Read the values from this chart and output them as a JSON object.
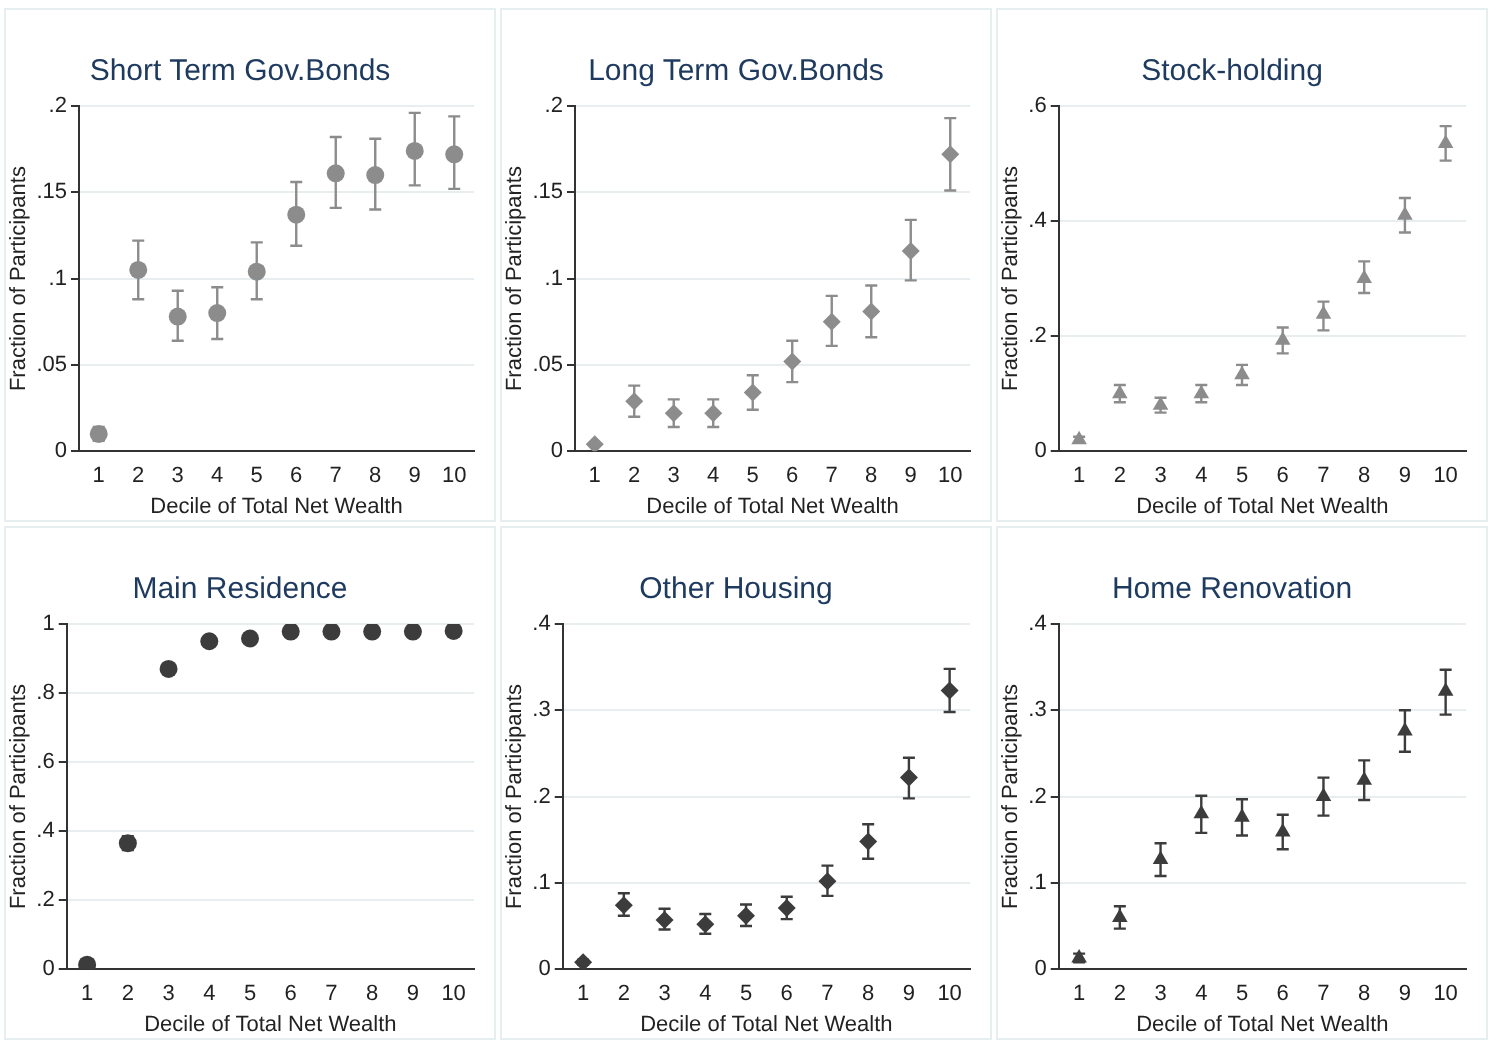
{
  "chart_data": [
    {
      "type": "scatter",
      "title": "Short Term Gov.Bonds",
      "xlabel": "Decile of Total Net Wealth",
      "ylabel": "Fraction of Participants",
      "categories": [
        "1",
        "2",
        "3",
        "4",
        "5",
        "6",
        "7",
        "8",
        "9",
        "10"
      ],
      "color": "#8c8c8c",
      "marker": "circle",
      "grid": "y",
      "values": [
        0.01,
        0.105,
        0.078,
        0.08,
        0.104,
        0.137,
        0.161,
        0.16,
        0.174,
        0.172
      ],
      "errors": [
        [
          0.006,
          0.014
        ],
        [
          0.088,
          0.122
        ],
        [
          0.064,
          0.093
        ],
        [
          0.065,
          0.095
        ],
        [
          0.088,
          0.121
        ],
        [
          0.119,
          0.156
        ],
        [
          0.141,
          0.182
        ],
        [
          0.14,
          0.181
        ],
        [
          0.154,
          0.196
        ],
        [
          0.152,
          0.194
        ]
      ],
      "ylim": [
        0,
        0.2
      ],
      "yticks": [
        {
          "value": 0,
          "label": "0"
        },
        {
          "value": 0.05,
          "label": ".05"
        },
        {
          "value": 0.1,
          "label": ".1"
        },
        {
          "value": 0.15,
          "label": ".15"
        },
        {
          "value": 0.2,
          "label": ".2"
        }
      ]
    },
    {
      "type": "scatter",
      "title": "Long Term Gov.Bonds",
      "xlabel": "Decile of Total Net Wealth",
      "ylabel": "Fraction of Participants",
      "categories": [
        "1",
        "2",
        "3",
        "4",
        "5",
        "6",
        "7",
        "8",
        "9",
        "10"
      ],
      "color": "#8c8c8c",
      "marker": "diamond",
      "grid": "y",
      "values": [
        0.004,
        0.029,
        0.022,
        0.022,
        0.034,
        0.052,
        0.075,
        0.081,
        0.116,
        0.172
      ],
      "errors": [
        null,
        [
          0.02,
          0.038
        ],
        [
          0.014,
          0.03
        ],
        [
          0.014,
          0.03
        ],
        [
          0.024,
          0.044
        ],
        [
          0.04,
          0.064
        ],
        [
          0.061,
          0.09
        ],
        [
          0.066,
          0.096
        ],
        [
          0.099,
          0.134
        ],
        [
          0.151,
          0.193
        ]
      ],
      "ylim": [
        0,
        0.2
      ],
      "yticks": [
        {
          "value": 0,
          "label": "0"
        },
        {
          "value": 0.05,
          "label": ".05"
        },
        {
          "value": 0.1,
          "label": ".1"
        },
        {
          "value": 0.15,
          "label": ".15"
        },
        {
          "value": 0.2,
          "label": ".2"
        }
      ]
    },
    {
      "type": "scatter",
      "title": "Stock-holding",
      "xlabel": "Decile of Total Net Wealth",
      "ylabel": "Fraction of Participants",
      "categories": [
        "1",
        "2",
        "3",
        "4",
        "5",
        "6",
        "7",
        "8",
        "9",
        "10"
      ],
      "color": "#8c8c8c",
      "marker": "triangle",
      "grid": "y",
      "values": [
        0.02,
        0.1,
        0.08,
        0.1,
        0.133,
        0.193,
        0.238,
        0.3,
        0.41,
        0.535
      ],
      "errors": [
        [
          0.015,
          0.025
        ],
        [
          0.085,
          0.115
        ],
        [
          0.067,
          0.093
        ],
        [
          0.085,
          0.115
        ],
        [
          0.115,
          0.15
        ],
        [
          0.17,
          0.215
        ],
        [
          0.21,
          0.26
        ],
        [
          0.275,
          0.33
        ],
        [
          0.38,
          0.44
        ],
        [
          0.505,
          0.565
        ]
      ],
      "ylim": [
        0,
        0.6
      ],
      "yticks": [
        {
          "value": 0,
          "label": "0"
        },
        {
          "value": 0.2,
          "label": ".2"
        },
        {
          "value": 0.4,
          "label": ".4"
        },
        {
          "value": 0.6,
          "label": ".6"
        }
      ]
    },
    {
      "type": "scatter",
      "title": "Main Residence",
      "xlabel": "Decile of Total Net Wealth",
      "ylabel": "Fraction of Participants",
      "categories": [
        "1",
        "2",
        "3",
        "4",
        "5",
        "6",
        "7",
        "8",
        "9",
        "10"
      ],
      "color": "#3c3c3c",
      "marker": "circle",
      "grid": "y",
      "values": [
        0.013,
        0.365,
        0.87,
        0.95,
        0.958,
        0.978,
        0.978,
        0.978,
        0.978,
        0.98
      ],
      "errors": [
        null,
        [
          0.345,
          0.385
        ],
        null,
        null,
        null,
        null,
        null,
        null,
        null,
        null
      ],
      "ylim": [
        0,
        1
      ],
      "yticks": [
        {
          "value": 0,
          "label": "0"
        },
        {
          "value": 0.2,
          "label": ".2"
        },
        {
          "value": 0.4,
          "label": ".4"
        },
        {
          "value": 0.6,
          "label": ".6"
        },
        {
          "value": 0.8,
          "label": ".8"
        },
        1
      ]
    },
    {
      "type": "scatter",
      "title": "Other Housing",
      "xlabel": "Decile of Total Net Wealth",
      "ylabel": "Fraction of Participants",
      "categories": [
        "1",
        "2",
        "3",
        "4",
        "5",
        "6",
        "7",
        "8",
        "9",
        "10"
      ],
      "color": "#3c3c3c",
      "marker": "diamond",
      "grid": "y",
      "values": [
        0.008,
        0.074,
        0.057,
        0.052,
        0.062,
        0.071,
        0.102,
        0.148,
        0.222,
        0.323
      ],
      "errors": [
        [
          0.005,
          0.011
        ],
        [
          0.062,
          0.088
        ],
        [
          0.046,
          0.07
        ],
        [
          0.041,
          0.064
        ],
        [
          0.05,
          0.075
        ],
        [
          0.058,
          0.084
        ],
        [
          0.085,
          0.12
        ],
        [
          0.128,
          0.168
        ],
        [
          0.198,
          0.245
        ],
        [
          0.298,
          0.348
        ]
      ],
      "ylim": [
        0,
        0.4
      ],
      "yticks": [
        {
          "value": 0,
          "label": "0"
        },
        {
          "value": 0.1,
          "label": ".1"
        },
        {
          "value": 0.2,
          "label": ".2"
        },
        {
          "value": 0.3,
          "label": ".3"
        },
        {
          "value": 0.4,
          "label": ".4"
        }
      ]
    },
    {
      "type": "scatter",
      "title": "Home Renovation",
      "xlabel": "Decile of Total Net Wealth",
      "ylabel": "Fraction of Participants",
      "categories": [
        "1",
        "2",
        "3",
        "4",
        "5",
        "6",
        "7",
        "8",
        "9",
        "10"
      ],
      "color": "#3c3c3c",
      "marker": "triangle",
      "grid": "y",
      "values": [
        0.013,
        0.06,
        0.127,
        0.18,
        0.176,
        0.159,
        0.2,
        0.219,
        0.276,
        0.322
      ],
      "errors": [
        [
          0.008,
          0.018
        ],
        [
          0.047,
          0.073
        ],
        [
          0.108,
          0.146
        ],
        [
          0.158,
          0.201
        ],
        [
          0.155,
          0.197
        ],
        [
          0.139,
          0.179
        ],
        [
          0.178,
          0.222
        ],
        [
          0.196,
          0.242
        ],
        [
          0.252,
          0.3
        ],
        [
          0.295,
          0.347
        ]
      ],
      "ylim": [
        0,
        0.4
      ],
      "yticks": [
        {
          "value": 0,
          "label": "0"
        },
        {
          "value": 0.1,
          "label": ".1"
        },
        {
          "value": 0.2,
          "label": ".2"
        },
        {
          "value": 0.3,
          "label": ".3"
        },
        {
          "value": 0.4,
          "label": ".4"
        }
      ]
    }
  ]
}
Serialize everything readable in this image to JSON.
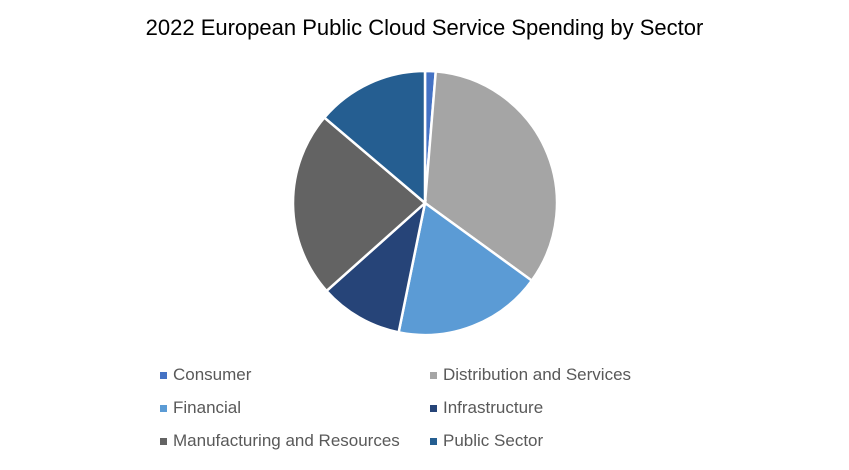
{
  "chart_data": {
    "type": "pie",
    "title": "2022 European Public Cloud Service Spending by Sector",
    "categories": [
      "Consumer",
      "Distribution and Services",
      "Financial",
      "Infrastructure",
      "Manufacturing and Resources",
      "Public Sector"
    ],
    "values": [
      1.3,
      33.7,
      18.2,
      10.2,
      22.8,
      13.8
    ],
    "colors": [
      "#4472C4",
      "#A5A5A5",
      "#5B9BD5",
      "#264478",
      "#636363",
      "#255E91"
    ],
    "legend_position": "bottom",
    "start_angle_deg": 0,
    "direction": "clockwise"
  }
}
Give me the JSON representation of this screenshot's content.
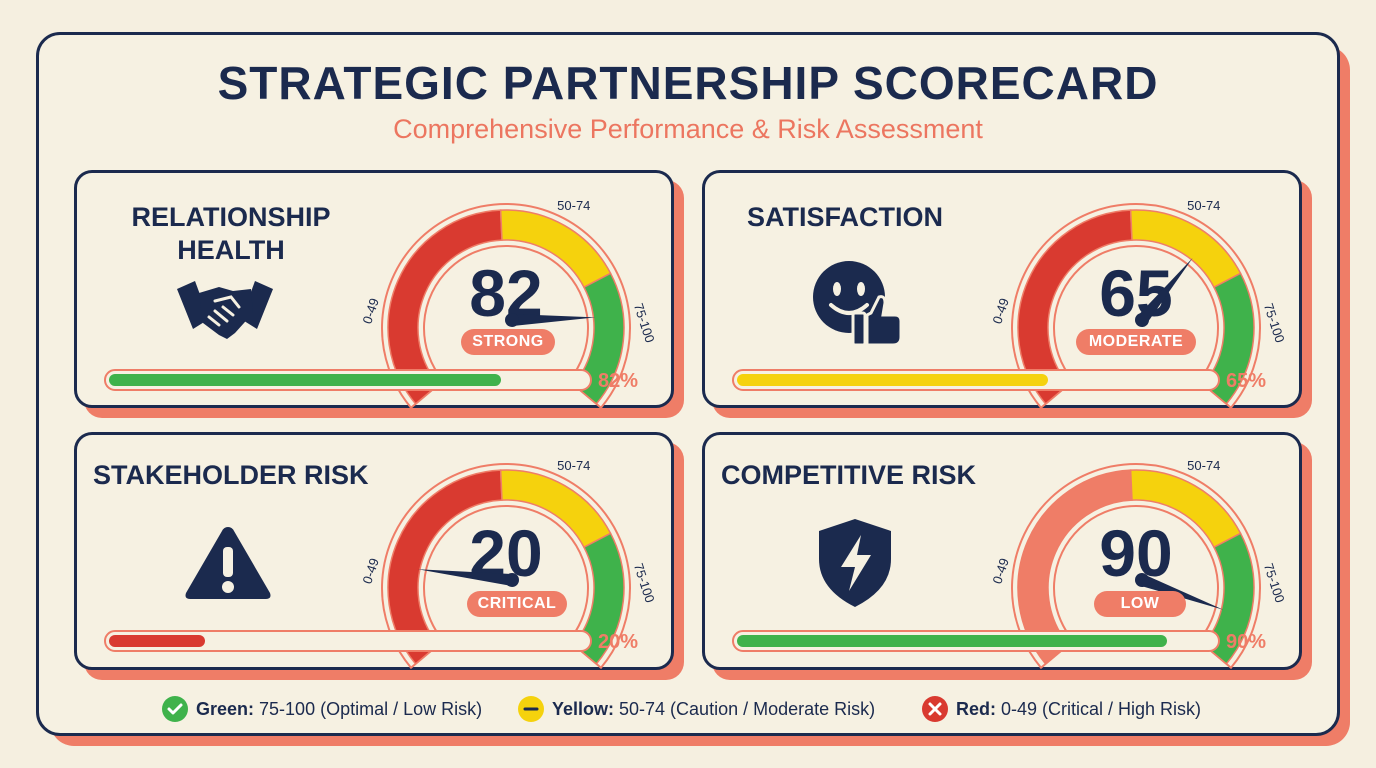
{
  "header": {
    "title": "STRATEGIC PARTNERSHIP SCORECARD",
    "subtitle": "Comprehensive Performance & Risk Assessment"
  },
  "colors": {
    "navy": "#1b2a4e",
    "coral": "#ef7d67",
    "green": "#3fb24b",
    "yellow": "#f5d20d",
    "red": "#d93a30",
    "cream": "#f6f1e2"
  },
  "range_labels": {
    "red": "0-49",
    "yellow": "50-74",
    "green": "75-100"
  },
  "cards": [
    {
      "title_lines": [
        "RELATIONSHIP",
        "HEALTH"
      ],
      "icon": "handshake-icon",
      "value": 82,
      "value_label": "82",
      "status": "STRONG",
      "percent_label": "82%",
      "bar_color": "#3fb24b",
      "red_zone_color": "#d93a30"
    },
    {
      "title_lines": [
        "SATISFACTION"
      ],
      "icon": "smiley-thumbs-up-icon",
      "value": 65,
      "value_label": "65",
      "status": "MODERATE",
      "percent_label": "65%",
      "bar_color": "#f5d20d",
      "red_zone_color": "#d93a30"
    },
    {
      "title_lines": [
        "STAKEHOLDER RISK"
      ],
      "icon": "warning-triangle-icon",
      "value": 20,
      "value_label": "20",
      "status": "CRITICAL",
      "percent_label": "20%",
      "bar_color": "#d93a30",
      "red_zone_color": "#d93a30"
    },
    {
      "title_lines": [
        "COMPETITIVE RISK"
      ],
      "icon": "shield-bolt-icon",
      "value": 90,
      "value_label": "90",
      "status": "LOW",
      "percent_label": "90%",
      "bar_color": "#3fb24b",
      "red_zone_color": "#ef7d67"
    }
  ],
  "legend": [
    {
      "label": "Green:",
      "text": "75-100 (Optimal / Low Risk)",
      "color": "#3fb24b",
      "icon": "check-icon"
    },
    {
      "label": "Yellow:",
      "text": "50-74 (Caution / Moderate Risk)",
      "color": "#f5d20d",
      "icon": "minus-icon"
    },
    {
      "label": "Red:",
      "text": "0-49 (Critical / High Risk)",
      "color": "#d93a30",
      "icon": "x-icon"
    }
  ]
}
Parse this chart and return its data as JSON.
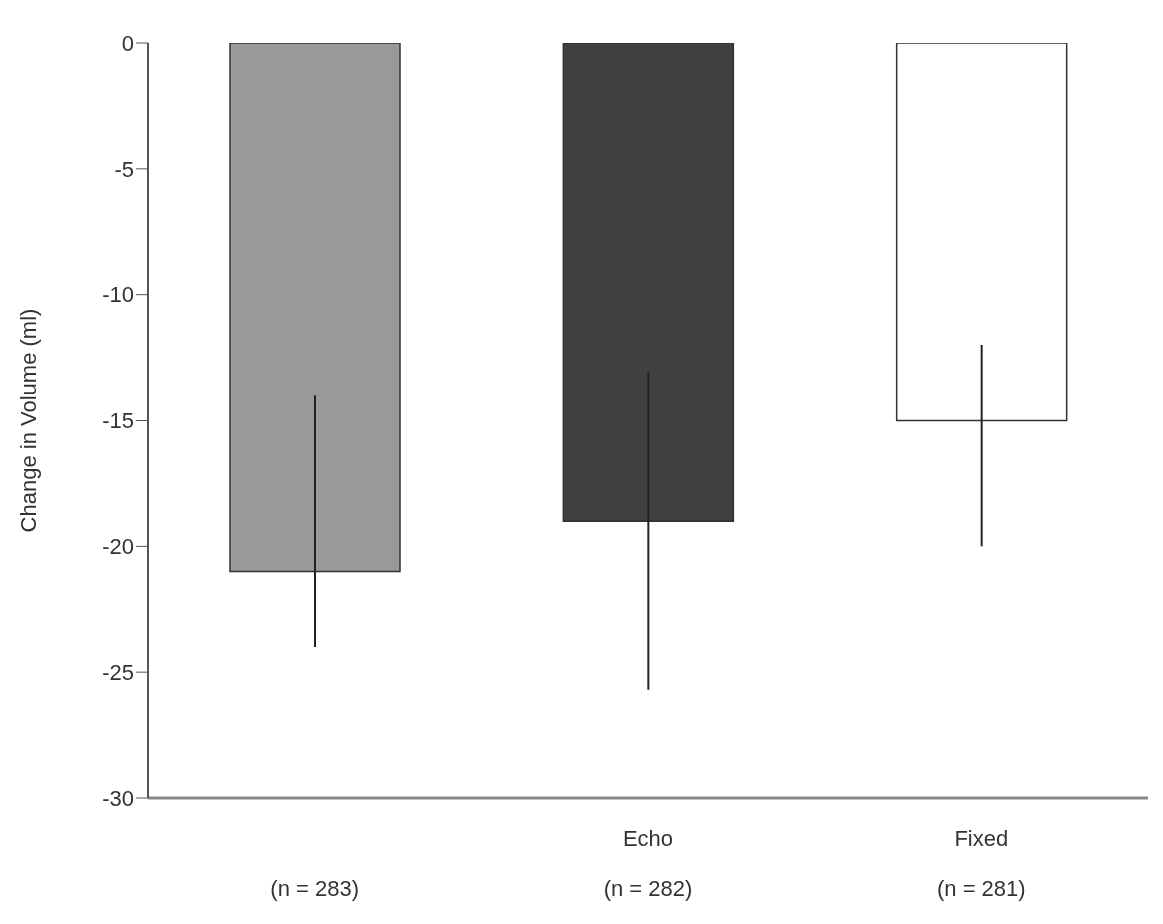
{
  "chart_data": {
    "type": "bar",
    "ylabel": "Change in Volume (ml)",
    "categories": [
      "(n = 283)",
      "Echo\n(n = 282)",
      "Fixed\n(n = 281)"
    ],
    "values": [
      -21,
      -19,
      -15
    ],
    "colors": [
      "#999999",
      "#404040",
      "#ffffff"
    ],
    "errors": [
      [
        -24,
        -14
      ],
      [
        -25.7,
        -13.1
      ],
      [
        -20,
        -12
      ]
    ],
    "ylim": [
      -30,
      0
    ],
    "yticks": [
      -30,
      -25,
      -20,
      -15,
      -10,
      -5,
      0
    ],
    "grid": false,
    "legend": false
  }
}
* * *
• **Challenge**:
Lines holding the word "this" should be counted across the entries; state only how many there are.

• **Exercise answer**:
4